■ GIVEN INSTRUCTION ■
Your task is to locate every line holding the string "title" and to copy each of them.

-- Start DATA --

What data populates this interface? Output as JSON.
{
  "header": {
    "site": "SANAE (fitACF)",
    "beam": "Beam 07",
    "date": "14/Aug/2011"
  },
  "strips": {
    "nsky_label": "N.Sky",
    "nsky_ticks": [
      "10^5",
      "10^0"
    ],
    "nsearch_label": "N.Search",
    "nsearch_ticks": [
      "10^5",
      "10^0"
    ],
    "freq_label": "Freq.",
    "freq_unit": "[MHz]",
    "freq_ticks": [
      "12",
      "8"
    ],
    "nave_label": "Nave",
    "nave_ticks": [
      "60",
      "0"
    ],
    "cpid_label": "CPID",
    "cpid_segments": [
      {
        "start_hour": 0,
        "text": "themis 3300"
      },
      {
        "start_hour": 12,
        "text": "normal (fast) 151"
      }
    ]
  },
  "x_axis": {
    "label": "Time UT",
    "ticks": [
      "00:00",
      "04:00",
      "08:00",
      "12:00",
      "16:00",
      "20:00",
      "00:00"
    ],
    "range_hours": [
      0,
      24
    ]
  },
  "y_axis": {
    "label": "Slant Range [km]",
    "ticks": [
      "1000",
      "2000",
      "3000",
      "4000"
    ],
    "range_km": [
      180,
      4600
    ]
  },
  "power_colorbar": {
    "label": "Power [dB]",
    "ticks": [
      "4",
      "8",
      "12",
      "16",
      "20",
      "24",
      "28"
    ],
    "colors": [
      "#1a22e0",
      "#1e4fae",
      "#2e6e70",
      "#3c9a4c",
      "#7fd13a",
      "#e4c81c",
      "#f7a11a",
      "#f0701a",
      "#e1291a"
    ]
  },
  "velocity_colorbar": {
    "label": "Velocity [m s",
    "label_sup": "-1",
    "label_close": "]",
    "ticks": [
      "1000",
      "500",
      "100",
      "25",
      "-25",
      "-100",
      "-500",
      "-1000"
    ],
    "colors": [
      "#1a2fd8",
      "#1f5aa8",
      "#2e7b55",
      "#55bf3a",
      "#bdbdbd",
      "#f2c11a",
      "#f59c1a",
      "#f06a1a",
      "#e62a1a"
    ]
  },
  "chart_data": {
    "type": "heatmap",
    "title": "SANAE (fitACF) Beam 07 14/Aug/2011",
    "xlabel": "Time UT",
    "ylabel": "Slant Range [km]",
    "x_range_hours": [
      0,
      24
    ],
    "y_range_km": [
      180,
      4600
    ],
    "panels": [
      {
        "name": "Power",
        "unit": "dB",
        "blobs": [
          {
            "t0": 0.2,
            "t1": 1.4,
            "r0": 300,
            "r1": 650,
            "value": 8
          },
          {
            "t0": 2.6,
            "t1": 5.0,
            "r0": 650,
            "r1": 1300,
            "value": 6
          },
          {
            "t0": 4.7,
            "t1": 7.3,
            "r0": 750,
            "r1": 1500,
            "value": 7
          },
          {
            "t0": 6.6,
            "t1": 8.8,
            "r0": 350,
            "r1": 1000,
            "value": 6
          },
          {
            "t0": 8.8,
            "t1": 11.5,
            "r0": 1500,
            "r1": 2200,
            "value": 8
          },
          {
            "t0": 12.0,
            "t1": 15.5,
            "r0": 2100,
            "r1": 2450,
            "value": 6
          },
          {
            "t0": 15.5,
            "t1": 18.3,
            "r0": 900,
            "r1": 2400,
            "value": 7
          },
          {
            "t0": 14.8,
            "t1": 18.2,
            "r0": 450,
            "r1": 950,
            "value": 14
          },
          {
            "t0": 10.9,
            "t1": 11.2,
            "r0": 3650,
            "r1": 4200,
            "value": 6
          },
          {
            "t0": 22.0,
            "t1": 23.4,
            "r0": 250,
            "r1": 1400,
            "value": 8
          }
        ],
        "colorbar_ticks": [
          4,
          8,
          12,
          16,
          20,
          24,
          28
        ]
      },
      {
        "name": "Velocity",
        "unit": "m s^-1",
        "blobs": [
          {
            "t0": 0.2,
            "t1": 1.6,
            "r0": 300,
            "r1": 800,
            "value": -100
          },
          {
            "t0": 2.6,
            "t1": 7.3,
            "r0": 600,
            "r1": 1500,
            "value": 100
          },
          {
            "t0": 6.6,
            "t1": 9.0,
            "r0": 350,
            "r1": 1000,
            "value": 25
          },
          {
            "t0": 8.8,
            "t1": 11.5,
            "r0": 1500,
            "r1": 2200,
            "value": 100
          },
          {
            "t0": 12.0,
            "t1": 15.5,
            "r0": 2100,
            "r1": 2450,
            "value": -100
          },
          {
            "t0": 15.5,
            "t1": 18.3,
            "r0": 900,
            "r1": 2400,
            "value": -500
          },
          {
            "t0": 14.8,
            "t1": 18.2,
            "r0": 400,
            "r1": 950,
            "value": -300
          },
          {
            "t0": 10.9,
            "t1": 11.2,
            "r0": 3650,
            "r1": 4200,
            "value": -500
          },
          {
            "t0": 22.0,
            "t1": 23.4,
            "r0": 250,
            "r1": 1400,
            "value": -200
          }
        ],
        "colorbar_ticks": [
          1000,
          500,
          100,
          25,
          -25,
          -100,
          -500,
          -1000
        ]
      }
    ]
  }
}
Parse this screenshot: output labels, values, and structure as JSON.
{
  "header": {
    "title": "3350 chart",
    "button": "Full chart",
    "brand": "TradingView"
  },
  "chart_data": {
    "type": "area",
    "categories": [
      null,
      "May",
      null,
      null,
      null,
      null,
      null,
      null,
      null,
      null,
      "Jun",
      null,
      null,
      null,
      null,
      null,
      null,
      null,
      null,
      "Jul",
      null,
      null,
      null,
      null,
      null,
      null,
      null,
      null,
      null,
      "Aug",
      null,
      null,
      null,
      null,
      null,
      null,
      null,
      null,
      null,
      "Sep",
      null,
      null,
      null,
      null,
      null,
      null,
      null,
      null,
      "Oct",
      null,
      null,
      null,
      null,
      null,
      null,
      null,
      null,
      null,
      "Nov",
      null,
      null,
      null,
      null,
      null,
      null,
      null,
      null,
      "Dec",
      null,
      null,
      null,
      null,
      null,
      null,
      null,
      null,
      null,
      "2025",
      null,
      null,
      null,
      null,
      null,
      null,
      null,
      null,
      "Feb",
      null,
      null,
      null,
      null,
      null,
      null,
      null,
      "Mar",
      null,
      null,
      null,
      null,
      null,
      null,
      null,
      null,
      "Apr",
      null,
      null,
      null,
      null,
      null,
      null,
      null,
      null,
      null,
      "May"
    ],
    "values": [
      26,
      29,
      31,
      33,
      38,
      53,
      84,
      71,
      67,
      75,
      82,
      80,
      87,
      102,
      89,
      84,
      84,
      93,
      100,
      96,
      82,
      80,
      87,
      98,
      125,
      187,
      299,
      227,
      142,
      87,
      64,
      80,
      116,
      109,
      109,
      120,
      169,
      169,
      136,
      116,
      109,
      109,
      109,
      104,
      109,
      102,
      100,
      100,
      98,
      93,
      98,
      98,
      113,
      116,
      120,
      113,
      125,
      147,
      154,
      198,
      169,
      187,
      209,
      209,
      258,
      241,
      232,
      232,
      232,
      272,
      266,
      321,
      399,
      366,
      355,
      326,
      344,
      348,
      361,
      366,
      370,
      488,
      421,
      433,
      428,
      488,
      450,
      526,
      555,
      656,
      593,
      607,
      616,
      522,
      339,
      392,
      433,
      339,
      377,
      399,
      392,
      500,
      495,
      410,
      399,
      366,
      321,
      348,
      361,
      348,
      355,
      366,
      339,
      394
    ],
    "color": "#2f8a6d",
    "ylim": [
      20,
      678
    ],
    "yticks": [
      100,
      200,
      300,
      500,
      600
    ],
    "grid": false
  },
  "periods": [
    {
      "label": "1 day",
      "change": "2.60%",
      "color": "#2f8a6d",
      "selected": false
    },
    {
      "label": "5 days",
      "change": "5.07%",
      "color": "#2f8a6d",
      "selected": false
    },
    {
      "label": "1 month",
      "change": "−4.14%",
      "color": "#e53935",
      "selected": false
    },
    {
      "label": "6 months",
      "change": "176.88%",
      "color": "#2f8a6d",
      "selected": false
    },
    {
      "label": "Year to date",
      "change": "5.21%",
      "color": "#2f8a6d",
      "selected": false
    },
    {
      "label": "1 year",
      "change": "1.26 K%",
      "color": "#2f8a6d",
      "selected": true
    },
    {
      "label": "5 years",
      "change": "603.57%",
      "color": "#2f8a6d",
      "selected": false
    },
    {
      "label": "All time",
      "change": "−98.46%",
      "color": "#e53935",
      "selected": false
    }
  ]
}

-- End DATA --

■ ANSWER TO THIS EXERCISE ■
    "title": "SANAE (fitACF) Beam 07 14/Aug/2011",
    "title": "3350 chart",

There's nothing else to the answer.